--- Start ---

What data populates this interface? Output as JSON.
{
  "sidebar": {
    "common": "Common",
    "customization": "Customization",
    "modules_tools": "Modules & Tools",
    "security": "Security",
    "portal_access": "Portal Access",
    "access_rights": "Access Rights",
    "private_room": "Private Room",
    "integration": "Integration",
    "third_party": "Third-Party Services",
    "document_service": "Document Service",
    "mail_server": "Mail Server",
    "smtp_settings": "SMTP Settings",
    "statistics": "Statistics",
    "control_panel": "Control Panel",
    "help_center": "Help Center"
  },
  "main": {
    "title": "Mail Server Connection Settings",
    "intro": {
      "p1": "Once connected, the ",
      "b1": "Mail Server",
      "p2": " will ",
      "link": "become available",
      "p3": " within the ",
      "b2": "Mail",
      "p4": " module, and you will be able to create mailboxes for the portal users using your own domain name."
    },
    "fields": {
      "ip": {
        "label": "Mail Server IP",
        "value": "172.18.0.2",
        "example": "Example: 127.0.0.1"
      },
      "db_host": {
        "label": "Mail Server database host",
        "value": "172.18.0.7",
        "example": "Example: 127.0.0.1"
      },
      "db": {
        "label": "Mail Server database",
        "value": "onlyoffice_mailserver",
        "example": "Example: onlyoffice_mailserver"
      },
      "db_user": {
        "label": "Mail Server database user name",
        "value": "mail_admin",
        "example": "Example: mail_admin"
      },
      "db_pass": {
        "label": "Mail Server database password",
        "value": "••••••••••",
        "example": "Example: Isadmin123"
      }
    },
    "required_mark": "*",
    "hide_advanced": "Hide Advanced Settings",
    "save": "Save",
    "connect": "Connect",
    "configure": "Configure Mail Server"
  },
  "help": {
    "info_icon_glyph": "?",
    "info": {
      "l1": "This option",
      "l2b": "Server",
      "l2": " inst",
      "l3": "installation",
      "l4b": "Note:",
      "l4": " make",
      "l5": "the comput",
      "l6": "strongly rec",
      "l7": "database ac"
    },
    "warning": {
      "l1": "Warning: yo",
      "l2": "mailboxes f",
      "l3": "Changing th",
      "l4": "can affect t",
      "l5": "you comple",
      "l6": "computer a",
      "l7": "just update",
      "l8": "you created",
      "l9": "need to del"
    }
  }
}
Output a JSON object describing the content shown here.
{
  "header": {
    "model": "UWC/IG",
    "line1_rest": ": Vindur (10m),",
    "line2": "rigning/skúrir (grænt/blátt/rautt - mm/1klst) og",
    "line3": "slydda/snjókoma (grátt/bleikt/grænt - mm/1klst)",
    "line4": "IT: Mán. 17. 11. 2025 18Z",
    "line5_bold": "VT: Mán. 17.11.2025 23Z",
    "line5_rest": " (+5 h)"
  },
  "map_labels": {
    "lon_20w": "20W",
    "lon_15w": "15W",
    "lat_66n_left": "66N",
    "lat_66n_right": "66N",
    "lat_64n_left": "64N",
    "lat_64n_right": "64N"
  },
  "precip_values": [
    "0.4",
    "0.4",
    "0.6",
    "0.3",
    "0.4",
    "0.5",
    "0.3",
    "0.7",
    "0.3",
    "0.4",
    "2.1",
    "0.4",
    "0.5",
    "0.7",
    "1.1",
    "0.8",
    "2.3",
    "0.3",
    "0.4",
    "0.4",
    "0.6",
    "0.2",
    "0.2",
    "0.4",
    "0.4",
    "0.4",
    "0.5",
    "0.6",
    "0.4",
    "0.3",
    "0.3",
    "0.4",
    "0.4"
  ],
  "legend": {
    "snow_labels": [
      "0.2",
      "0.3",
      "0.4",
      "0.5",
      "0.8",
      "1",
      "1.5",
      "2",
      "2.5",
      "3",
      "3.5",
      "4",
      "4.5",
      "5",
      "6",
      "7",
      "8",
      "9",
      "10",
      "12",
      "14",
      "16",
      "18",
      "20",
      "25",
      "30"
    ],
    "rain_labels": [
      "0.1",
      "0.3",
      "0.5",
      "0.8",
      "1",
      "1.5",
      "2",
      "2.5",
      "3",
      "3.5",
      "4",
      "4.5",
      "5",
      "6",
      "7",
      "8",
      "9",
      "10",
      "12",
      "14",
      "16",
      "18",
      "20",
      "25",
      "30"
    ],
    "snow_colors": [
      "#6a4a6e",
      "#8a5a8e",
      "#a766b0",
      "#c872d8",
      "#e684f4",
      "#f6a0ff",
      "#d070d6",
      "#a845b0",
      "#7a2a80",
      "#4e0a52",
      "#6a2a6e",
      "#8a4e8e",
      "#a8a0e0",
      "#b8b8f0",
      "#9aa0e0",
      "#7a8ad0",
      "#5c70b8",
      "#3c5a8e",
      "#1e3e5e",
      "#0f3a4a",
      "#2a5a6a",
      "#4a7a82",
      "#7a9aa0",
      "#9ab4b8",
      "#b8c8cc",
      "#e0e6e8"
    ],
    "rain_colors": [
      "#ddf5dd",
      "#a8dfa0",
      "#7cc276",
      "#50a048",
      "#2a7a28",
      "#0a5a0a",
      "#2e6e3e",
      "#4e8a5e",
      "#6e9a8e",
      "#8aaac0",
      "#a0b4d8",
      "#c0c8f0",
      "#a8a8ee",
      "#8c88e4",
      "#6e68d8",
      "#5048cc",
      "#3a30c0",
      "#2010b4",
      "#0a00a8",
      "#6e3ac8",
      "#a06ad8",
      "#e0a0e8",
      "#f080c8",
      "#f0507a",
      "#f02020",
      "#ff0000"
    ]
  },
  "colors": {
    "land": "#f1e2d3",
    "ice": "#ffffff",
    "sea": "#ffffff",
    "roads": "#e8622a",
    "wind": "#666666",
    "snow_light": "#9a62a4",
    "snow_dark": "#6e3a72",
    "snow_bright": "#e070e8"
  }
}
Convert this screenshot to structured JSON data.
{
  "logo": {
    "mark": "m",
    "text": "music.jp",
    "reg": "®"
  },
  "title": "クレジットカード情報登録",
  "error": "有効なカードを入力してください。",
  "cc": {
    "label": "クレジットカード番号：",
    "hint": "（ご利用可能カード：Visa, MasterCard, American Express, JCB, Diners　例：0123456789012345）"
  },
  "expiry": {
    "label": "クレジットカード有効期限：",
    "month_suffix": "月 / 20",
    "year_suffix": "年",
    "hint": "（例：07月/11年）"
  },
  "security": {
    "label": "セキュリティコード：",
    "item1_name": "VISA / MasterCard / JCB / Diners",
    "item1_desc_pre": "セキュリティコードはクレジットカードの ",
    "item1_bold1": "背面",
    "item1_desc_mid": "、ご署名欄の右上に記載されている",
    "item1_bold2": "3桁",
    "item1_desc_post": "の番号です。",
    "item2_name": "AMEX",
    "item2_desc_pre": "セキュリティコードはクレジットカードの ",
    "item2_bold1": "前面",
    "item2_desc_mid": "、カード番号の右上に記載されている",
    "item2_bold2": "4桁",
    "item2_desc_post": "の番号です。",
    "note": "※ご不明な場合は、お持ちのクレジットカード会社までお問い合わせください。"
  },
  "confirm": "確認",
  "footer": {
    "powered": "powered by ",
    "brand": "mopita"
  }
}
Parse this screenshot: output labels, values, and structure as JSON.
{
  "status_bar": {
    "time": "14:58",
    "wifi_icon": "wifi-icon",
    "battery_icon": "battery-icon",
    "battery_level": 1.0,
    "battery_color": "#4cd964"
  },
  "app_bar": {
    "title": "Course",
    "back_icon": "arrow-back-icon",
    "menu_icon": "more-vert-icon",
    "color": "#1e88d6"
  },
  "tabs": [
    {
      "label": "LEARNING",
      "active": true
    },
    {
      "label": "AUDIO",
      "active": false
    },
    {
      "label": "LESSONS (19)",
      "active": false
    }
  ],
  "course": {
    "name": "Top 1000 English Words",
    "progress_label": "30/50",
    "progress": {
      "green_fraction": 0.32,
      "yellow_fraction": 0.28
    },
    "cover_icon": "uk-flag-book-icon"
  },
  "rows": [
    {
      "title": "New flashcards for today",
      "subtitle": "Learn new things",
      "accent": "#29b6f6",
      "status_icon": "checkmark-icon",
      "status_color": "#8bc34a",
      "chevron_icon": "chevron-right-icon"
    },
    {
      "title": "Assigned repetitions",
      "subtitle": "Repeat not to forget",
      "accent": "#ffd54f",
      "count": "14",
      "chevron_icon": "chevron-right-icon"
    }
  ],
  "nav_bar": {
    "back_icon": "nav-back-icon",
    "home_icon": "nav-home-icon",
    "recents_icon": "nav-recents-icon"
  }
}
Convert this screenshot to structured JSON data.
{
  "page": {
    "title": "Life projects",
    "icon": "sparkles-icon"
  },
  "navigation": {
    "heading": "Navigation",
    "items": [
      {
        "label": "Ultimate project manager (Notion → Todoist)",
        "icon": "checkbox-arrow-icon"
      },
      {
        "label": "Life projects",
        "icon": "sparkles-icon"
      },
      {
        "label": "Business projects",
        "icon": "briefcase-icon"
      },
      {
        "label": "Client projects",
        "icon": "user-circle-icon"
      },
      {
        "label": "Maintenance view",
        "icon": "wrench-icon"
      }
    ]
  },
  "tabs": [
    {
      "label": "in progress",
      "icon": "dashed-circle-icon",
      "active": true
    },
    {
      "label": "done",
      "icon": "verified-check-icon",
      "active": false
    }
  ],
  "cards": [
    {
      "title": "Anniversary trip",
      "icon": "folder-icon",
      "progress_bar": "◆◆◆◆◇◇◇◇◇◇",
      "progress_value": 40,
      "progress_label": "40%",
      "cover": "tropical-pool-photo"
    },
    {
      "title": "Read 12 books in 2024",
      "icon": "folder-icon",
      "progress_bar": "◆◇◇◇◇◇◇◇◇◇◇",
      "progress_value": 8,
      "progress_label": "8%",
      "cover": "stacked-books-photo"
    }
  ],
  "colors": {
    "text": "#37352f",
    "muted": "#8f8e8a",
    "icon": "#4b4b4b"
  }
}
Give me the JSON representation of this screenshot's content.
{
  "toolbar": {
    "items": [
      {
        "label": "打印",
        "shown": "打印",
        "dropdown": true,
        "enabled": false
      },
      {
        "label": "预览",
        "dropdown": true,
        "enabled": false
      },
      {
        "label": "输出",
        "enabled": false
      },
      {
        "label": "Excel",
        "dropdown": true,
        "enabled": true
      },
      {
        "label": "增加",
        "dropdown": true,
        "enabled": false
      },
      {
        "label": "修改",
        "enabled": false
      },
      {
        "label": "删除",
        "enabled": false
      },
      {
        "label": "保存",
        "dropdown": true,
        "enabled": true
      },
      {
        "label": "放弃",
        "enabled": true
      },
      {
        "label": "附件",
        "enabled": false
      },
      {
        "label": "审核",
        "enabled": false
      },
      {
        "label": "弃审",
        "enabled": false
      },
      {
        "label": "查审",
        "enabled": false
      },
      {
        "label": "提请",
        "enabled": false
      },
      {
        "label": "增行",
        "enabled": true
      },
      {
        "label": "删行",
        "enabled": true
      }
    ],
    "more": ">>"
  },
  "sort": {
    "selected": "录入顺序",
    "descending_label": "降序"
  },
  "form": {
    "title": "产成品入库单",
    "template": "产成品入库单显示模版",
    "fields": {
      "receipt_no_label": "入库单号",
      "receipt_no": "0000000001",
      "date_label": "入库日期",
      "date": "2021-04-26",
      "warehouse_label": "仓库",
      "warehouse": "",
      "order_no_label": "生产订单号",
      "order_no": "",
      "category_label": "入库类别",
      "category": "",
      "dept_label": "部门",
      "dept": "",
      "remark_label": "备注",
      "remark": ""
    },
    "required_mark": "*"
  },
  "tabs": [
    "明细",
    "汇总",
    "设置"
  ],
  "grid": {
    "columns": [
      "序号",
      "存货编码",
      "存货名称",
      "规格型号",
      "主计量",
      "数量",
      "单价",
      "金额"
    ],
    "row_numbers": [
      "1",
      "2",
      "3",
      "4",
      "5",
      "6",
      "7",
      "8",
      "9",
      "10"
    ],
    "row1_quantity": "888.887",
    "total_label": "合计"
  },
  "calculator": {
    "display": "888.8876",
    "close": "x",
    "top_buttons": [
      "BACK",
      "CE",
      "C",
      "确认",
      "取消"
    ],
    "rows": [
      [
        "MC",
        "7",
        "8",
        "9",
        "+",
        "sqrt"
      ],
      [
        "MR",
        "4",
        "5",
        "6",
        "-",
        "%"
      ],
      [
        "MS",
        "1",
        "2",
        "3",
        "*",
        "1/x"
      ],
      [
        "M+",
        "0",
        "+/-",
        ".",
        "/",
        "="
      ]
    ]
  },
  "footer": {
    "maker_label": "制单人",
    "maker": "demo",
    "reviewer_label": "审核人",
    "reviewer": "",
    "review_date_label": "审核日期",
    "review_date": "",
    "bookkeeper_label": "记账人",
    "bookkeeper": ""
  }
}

--- End ---

**Exercise directions**.
Reproduce every line of the listing above in which the string "photo" appears.

**Written answer**.
      "cover": "tropical-pool-photo"
      "cover": "stacked-books-photo"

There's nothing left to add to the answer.